[WHAT YOU SHOULD DO]
Repeat every line exactly, keeping the pictures out of the copy.

[Extracted data entries]
+ + + + + + +
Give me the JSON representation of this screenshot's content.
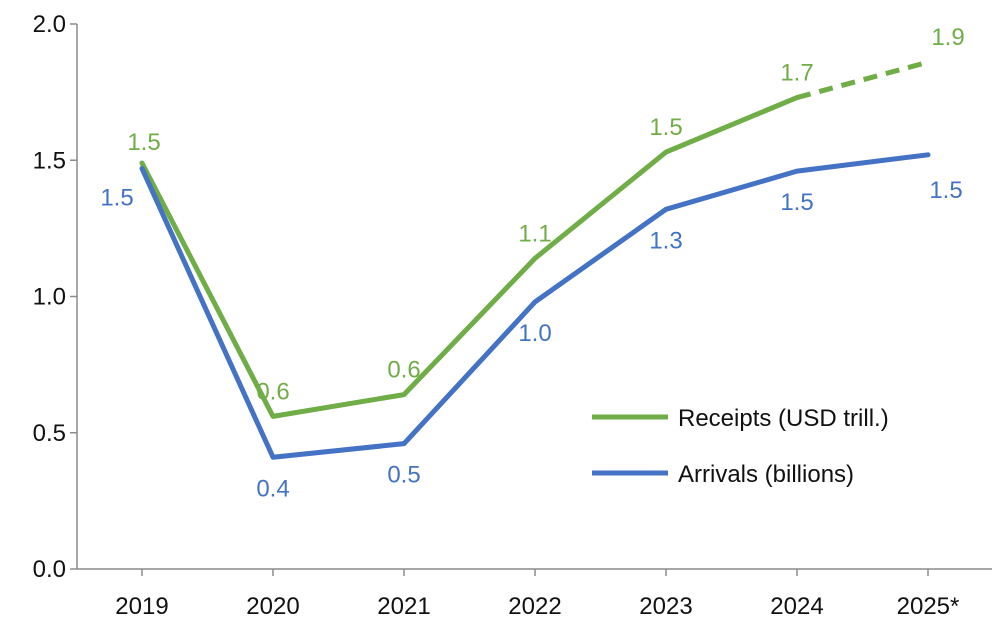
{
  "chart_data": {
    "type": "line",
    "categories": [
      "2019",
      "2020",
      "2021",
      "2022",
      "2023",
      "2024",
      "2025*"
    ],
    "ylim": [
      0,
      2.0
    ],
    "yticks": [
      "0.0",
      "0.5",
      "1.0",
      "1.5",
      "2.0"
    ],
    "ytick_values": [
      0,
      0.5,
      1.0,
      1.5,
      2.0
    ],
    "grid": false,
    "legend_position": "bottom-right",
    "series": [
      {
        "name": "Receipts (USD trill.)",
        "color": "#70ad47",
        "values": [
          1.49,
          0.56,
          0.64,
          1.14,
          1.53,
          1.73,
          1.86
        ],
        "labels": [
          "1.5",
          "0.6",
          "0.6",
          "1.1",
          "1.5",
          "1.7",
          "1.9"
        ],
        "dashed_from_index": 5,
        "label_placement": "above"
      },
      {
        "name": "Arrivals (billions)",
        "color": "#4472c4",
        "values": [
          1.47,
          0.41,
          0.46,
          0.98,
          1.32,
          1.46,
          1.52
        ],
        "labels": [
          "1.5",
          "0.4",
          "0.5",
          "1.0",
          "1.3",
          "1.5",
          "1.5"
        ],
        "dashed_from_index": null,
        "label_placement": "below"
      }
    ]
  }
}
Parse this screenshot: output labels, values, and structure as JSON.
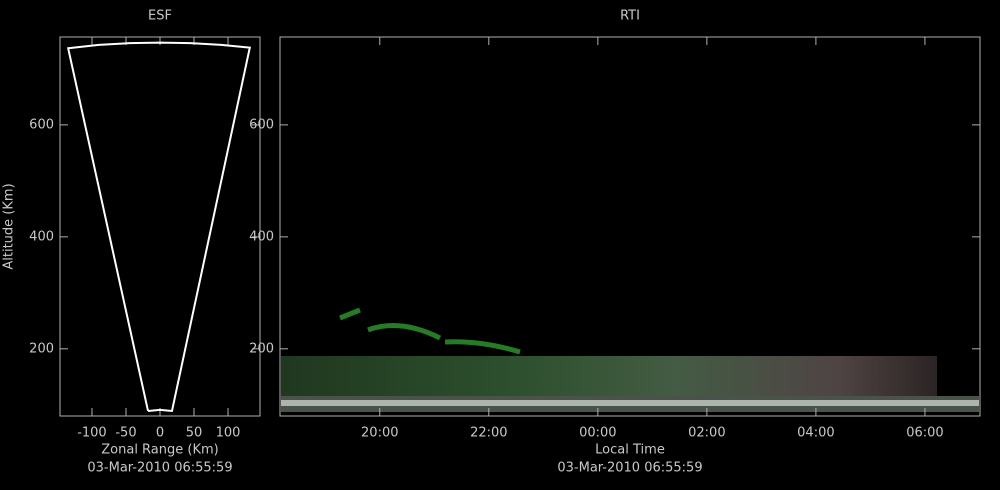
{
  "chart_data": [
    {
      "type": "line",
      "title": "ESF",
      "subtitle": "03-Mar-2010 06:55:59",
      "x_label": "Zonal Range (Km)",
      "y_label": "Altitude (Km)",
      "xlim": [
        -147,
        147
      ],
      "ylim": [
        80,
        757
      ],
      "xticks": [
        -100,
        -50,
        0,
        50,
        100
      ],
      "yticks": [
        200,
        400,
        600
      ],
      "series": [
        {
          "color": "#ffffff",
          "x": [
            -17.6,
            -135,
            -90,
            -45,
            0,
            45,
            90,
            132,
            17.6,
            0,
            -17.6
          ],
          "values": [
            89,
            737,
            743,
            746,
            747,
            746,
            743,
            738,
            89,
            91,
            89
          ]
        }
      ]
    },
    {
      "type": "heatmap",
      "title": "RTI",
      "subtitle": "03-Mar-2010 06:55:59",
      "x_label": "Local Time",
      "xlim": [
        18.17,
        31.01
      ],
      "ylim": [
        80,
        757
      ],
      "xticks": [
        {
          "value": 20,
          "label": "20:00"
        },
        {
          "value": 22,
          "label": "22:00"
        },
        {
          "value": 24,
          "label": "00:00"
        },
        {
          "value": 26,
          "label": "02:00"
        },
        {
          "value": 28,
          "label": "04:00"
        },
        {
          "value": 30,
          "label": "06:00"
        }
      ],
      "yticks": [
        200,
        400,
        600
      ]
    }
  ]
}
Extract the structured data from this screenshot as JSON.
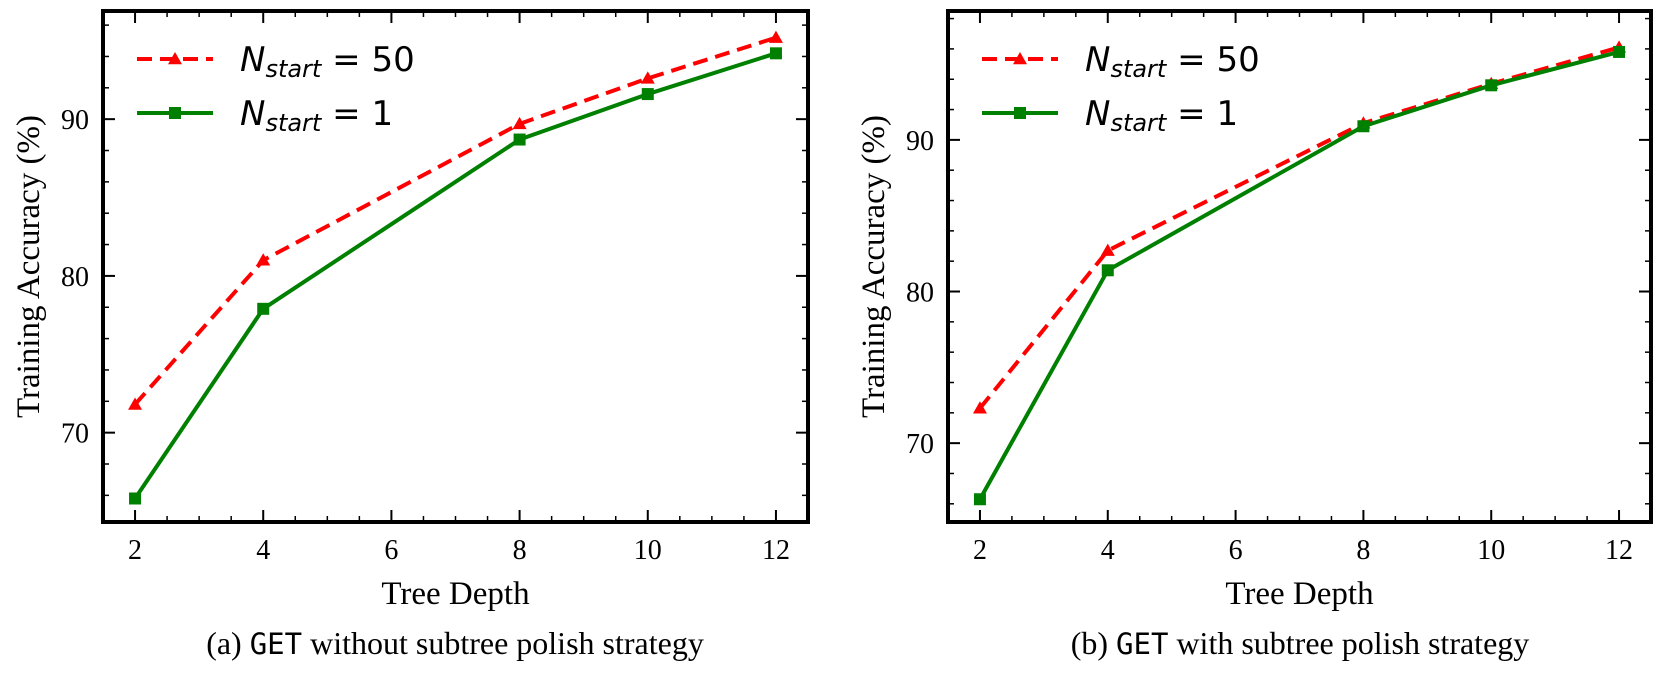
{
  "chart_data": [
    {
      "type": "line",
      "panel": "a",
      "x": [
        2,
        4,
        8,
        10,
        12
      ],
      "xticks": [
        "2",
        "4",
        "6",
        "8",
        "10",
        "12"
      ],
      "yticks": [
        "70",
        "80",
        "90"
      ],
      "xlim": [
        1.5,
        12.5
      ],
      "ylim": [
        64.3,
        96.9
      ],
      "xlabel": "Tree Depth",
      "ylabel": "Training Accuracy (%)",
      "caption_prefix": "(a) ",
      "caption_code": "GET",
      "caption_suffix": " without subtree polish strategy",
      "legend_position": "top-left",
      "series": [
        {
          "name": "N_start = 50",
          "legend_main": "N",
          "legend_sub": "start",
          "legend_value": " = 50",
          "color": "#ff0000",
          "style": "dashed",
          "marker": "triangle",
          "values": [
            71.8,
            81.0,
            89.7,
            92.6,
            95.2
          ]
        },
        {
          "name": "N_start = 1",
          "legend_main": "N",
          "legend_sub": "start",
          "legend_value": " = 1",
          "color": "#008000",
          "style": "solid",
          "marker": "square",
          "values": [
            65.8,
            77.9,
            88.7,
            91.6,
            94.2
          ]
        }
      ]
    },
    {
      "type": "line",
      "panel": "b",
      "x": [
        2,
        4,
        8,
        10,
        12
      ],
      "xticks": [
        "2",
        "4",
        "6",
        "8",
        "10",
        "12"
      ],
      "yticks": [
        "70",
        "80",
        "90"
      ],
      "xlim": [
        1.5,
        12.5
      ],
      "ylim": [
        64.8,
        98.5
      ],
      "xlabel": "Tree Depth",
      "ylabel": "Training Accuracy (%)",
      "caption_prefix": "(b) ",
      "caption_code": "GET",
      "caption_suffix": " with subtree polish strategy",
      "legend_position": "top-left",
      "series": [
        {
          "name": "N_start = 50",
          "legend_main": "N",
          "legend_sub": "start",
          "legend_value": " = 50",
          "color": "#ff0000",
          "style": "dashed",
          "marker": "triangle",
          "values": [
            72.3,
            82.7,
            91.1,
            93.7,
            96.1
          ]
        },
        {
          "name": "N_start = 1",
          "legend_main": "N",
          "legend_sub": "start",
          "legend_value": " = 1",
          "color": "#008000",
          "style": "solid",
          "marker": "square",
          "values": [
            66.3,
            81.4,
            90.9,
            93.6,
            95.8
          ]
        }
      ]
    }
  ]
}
+ + + + + + +
[TASK RESULT]
Give me the JSON representation of this screenshot's content.
{
  "chart_data": {
    "type": "line",
    "categories": [
      "2019",
      "2020",
      "2021",
      "2022",
      "2023",
      "2024",
      "2025*"
    ],
    "ylim": [
      0,
      2.0
    ],
    "yticks": [
      "0.0",
      "0.5",
      "1.0",
      "1.5",
      "2.0"
    ],
    "ytick_values": [
      0,
      0.5,
      1.0,
      1.5,
      2.0
    ],
    "grid": false,
    "legend_position": "bottom-right",
    "series": [
      {
        "name": "Receipts (USD trill.)",
        "color": "#70ad47",
        "values": [
          1.49,
          0.56,
          0.64,
          1.14,
          1.53,
          1.73,
          1.86
        ],
        "labels": [
          "1.5",
          "0.6",
          "0.6",
          "1.1",
          "1.5",
          "1.7",
          "1.9"
        ],
        "dashed_from_index": 5,
        "label_placement": "above"
      },
      {
        "name": "Arrivals (billions)",
        "color": "#4472c4",
        "values": [
          1.47,
          0.41,
          0.46,
          0.98,
          1.32,
          1.46,
          1.52
        ],
        "labels": [
          "1.5",
          "0.4",
          "0.5",
          "1.0",
          "1.3",
          "1.5",
          "1.5"
        ],
        "dashed_from_index": null,
        "label_placement": "below"
      }
    ]
  }
}
Parse this screenshot: output labels, values, and structure as JSON.
{
  "chart_data": [
    {
      "type": "line",
      "title": "ESF",
      "subtitle": "03-Mar-2010 06:55:59",
      "x_label": "Zonal Range (Km)",
      "y_label": "Altitude (Km)",
      "xlim": [
        -147,
        147
      ],
      "ylim": [
        80,
        757
      ],
      "xticks": [
        -100,
        -50,
        0,
        50,
        100
      ],
      "yticks": [
        200,
        400,
        600
      ],
      "series": [
        {
          "color": "#ffffff",
          "x": [
            -17.6,
            -135,
            -90,
            -45,
            0,
            45,
            90,
            132,
            17.6,
            0,
            -17.6
          ],
          "values": [
            89,
            737,
            743,
            746,
            747,
            746,
            743,
            738,
            89,
            91,
            89
          ]
        }
      ]
    },
    {
      "type": "heatmap",
      "title": "RTI",
      "subtitle": "03-Mar-2010 06:55:59",
      "x_label": "Local Time",
      "xlim": [
        18.17,
        31.01
      ],
      "ylim": [
        80,
        757
      ],
      "xticks": [
        {
          "value": 20,
          "label": "20:00"
        },
        {
          "value": 22,
          "label": "22:00"
        },
        {
          "value": 24,
          "label": "00:00"
        },
        {
          "value": 26,
          "label": "02:00"
        },
        {
          "value": 28,
          "label": "04:00"
        },
        {
          "value": 30,
          "label": "06:00"
        }
      ],
      "yticks": [
        200,
        400,
        600
      ]
    }
  ]
}
Extract the structured data from this screenshot as JSON.
{
  "chart_data": [
    {
      "type": "line",
      "panel": "a",
      "x": [
        2,
        4,
        8,
        10,
        12
      ],
      "xticks": [
        "2",
        "4",
        "6",
        "8",
        "10",
        "12"
      ],
      "yticks": [
        "70",
        "80",
        "90"
      ],
      "xlim": [
        1.5,
        12.5
      ],
      "ylim": [
        64.3,
        96.9
      ],
      "xlabel": "Tree Depth",
      "ylabel": "Training Accuracy (%)",
      "caption_prefix": "(a) ",
      "caption_code": "GET",
      "caption_suffix": " without subtree polish strategy",
      "legend_position": "top-left",
      "series": [
        {
          "name": "N_start = 50",
          "legend_main": "N",
          "legend_sub": "start",
          "legend_value": " = 50",
          "color": "#ff0000",
          "style": "dashed",
          "marker": "triangle",
          "values": [
            71.8,
            81.0,
            89.7,
            92.6,
            95.2
          ]
        },
        {
          "name": "N_start = 1",
          "legend_main": "N",
          "legend_sub": "start",
          "legend_value": " = 1",
          "color": "#008000",
          "style": "solid",
          "marker": "square",
          "values": [
            65.8,
            77.9,
            88.7,
            91.6,
            94.2
          ]
        }
      ]
    },
    {
      "type": "line",
      "panel": "b",
      "x": [
        2,
        4,
        8,
        10,
        12
      ],
      "xticks": [
        "2",
        "4",
        "6",
        "8",
        "10",
        "12"
      ],
      "yticks": [
        "70",
        "80",
        "90"
      ],
      "xlim": [
        1.5,
        12.5
      ],
      "ylim": [
        64.8,
        98.5
      ],
      "xlabel": "Tree Depth",
      "ylabel": "Training Accuracy (%)",
      "caption_prefix": "(b) ",
      "caption_code": "GET",
      "caption_suffix": " with subtree polish strategy",
      "legend_position": "top-left",
      "series": [
        {
          "name": "N_start = 50",
          "legend_main": "N",
          "legend_sub": "start",
          "legend_value": " = 50",
          "color": "#ff0000",
          "style": "dashed",
          "marker": "triangle",
          "values": [
            72.3,
            82.7,
            91.1,
            93.7,
            96.1
          ]
        },
        {
          "name": "N_start = 1",
          "legend_main": "N",
          "legend_sub": "start",
          "legend_value": " = 1",
          "color": "#008000",
          "style": "solid",
          "marker": "square",
          "values": [
            66.3,
            81.4,
            90.9,
            93.6,
            95.8
          ]
        }
      ]
    }
  ]
}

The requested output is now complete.